**OBJECTIVE:**
Copy out each line featuring the string "Automatically" from the entries beneath.

**RECORDS SUPPLIED:**
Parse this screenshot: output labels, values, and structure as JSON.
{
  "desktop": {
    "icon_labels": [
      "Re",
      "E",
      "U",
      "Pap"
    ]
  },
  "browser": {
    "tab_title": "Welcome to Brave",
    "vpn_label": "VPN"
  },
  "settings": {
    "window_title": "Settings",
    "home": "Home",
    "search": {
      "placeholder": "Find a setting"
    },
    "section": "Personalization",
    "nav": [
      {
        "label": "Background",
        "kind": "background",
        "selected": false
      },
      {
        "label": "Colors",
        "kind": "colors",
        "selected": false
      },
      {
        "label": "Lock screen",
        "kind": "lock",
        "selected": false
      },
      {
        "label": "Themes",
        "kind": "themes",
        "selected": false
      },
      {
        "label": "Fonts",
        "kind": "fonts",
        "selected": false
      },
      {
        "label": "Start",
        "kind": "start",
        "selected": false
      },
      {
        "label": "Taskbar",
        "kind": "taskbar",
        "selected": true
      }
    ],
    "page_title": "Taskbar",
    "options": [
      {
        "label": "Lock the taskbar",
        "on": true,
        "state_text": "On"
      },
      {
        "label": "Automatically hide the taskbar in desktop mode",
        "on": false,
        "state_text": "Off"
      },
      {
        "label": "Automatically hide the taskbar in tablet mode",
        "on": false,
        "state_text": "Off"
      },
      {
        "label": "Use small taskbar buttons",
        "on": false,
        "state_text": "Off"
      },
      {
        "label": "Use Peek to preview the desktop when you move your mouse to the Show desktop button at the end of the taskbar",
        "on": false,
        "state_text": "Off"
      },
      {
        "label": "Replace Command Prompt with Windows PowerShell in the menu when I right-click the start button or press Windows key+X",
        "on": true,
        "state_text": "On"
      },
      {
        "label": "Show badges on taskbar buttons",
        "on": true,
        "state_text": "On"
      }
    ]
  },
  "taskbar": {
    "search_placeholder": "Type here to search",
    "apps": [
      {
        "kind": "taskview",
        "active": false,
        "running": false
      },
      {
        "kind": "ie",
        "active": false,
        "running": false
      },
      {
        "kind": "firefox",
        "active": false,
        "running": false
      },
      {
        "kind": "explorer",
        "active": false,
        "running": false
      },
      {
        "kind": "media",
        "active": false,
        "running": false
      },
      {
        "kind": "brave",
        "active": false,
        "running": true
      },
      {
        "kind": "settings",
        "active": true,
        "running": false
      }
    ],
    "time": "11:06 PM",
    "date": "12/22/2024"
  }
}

**REPLY TO THE TASK:**
        "label": "Automatically hide the taskbar in desktop mode",
        "label": "Automatically hide the taskbar in tablet mode",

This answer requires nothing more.